**Set exercise**
Check every line of the material below for "gridlines". Give the number of lines that have it, and only that.

**Supplied data**
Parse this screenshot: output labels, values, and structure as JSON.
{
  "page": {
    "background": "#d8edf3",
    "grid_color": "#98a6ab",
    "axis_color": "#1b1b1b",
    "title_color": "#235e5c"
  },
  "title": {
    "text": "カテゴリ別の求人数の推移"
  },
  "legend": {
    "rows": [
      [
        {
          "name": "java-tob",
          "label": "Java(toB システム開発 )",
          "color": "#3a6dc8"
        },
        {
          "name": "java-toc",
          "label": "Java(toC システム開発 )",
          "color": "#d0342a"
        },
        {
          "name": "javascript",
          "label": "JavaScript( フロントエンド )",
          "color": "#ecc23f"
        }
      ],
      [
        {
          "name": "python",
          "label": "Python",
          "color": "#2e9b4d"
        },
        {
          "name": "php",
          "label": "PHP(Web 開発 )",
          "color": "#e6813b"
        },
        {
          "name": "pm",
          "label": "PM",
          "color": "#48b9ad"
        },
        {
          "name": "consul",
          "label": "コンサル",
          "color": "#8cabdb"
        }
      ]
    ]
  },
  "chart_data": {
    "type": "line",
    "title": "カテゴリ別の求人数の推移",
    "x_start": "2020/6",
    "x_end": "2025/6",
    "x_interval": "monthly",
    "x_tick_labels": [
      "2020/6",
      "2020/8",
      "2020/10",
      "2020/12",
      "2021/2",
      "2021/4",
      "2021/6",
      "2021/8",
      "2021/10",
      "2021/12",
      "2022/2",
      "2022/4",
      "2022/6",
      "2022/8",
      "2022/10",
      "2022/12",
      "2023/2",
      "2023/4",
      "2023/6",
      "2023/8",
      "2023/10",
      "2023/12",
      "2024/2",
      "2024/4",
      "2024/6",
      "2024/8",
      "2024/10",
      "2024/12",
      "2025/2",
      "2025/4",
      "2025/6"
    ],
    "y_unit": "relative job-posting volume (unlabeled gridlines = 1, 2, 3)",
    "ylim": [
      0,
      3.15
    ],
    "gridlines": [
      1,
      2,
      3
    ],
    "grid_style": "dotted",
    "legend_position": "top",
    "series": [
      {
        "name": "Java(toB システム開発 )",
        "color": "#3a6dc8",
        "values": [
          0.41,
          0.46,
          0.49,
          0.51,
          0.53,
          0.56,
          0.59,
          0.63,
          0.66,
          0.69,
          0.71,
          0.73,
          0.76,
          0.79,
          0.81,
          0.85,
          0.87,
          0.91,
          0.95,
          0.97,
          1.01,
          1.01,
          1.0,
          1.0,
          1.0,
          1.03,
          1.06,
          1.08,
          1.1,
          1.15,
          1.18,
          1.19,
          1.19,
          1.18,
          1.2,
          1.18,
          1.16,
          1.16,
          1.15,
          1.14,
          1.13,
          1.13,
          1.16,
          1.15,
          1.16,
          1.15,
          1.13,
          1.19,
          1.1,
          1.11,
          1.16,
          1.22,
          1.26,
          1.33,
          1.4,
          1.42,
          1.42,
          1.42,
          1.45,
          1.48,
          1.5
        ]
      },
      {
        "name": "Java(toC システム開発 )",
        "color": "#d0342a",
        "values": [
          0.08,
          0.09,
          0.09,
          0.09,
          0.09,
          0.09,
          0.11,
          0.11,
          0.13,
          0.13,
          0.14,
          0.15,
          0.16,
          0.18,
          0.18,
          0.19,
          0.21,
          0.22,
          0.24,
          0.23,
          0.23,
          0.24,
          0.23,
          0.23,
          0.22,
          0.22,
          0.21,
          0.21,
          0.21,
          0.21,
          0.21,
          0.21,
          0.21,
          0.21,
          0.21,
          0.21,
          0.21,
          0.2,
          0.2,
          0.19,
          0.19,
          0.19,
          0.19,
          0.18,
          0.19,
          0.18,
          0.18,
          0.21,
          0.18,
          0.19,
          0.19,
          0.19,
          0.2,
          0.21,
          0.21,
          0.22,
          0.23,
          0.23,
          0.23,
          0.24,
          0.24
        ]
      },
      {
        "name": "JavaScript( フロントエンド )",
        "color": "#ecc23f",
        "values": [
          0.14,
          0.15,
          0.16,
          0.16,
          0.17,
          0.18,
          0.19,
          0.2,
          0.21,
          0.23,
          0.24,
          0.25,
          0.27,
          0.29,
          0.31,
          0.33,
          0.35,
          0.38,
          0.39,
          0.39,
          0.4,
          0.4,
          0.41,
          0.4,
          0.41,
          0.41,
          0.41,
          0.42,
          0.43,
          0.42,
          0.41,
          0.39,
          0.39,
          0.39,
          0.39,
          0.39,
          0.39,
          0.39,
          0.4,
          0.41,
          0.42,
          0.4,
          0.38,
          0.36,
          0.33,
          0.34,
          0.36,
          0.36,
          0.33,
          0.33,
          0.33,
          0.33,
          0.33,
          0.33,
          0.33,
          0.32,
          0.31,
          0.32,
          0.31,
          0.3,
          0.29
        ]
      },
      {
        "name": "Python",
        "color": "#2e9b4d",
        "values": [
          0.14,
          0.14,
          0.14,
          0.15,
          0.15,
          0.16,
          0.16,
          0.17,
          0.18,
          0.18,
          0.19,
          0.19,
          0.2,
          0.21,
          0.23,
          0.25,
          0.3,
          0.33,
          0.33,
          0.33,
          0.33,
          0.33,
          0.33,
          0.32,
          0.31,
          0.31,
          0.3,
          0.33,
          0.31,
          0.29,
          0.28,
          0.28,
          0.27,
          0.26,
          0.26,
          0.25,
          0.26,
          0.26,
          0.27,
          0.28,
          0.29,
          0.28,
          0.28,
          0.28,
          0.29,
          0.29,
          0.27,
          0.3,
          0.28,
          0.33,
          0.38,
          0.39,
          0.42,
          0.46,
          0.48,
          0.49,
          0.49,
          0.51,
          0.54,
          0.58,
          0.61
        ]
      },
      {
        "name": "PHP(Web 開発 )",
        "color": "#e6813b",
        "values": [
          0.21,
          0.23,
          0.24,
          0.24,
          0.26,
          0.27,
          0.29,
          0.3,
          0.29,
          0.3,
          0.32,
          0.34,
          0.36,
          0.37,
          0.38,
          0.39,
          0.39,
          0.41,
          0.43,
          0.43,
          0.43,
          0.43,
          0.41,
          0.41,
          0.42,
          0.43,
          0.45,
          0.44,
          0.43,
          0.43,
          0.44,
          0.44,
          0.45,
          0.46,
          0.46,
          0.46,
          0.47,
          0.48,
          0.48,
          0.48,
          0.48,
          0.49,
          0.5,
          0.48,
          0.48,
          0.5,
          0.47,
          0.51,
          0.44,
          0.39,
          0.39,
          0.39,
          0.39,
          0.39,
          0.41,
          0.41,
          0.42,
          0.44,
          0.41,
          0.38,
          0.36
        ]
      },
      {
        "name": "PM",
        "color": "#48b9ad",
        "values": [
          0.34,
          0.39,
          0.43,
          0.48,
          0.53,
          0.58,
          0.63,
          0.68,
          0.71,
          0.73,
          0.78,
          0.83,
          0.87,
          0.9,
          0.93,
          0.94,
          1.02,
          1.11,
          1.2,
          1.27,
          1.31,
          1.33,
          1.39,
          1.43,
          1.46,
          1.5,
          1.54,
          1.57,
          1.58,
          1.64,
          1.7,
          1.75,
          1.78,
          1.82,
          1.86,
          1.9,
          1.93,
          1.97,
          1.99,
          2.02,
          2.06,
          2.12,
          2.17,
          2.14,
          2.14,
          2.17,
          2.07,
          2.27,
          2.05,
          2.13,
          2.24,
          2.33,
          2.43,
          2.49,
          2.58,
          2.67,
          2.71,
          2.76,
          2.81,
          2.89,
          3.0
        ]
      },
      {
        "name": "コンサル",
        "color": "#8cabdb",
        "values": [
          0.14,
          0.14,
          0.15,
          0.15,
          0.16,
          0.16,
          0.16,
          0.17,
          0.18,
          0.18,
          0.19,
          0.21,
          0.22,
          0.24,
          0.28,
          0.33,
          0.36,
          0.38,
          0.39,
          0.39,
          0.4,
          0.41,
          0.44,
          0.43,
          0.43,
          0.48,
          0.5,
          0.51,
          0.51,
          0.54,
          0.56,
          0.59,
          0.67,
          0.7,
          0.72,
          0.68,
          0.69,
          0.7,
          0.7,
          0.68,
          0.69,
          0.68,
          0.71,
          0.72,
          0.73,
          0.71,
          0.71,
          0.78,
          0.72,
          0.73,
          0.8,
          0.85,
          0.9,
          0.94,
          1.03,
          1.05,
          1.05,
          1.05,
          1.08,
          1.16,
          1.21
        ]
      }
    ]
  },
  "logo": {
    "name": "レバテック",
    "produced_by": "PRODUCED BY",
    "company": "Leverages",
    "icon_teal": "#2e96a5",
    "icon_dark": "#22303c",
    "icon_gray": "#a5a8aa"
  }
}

**Answer to the task**
2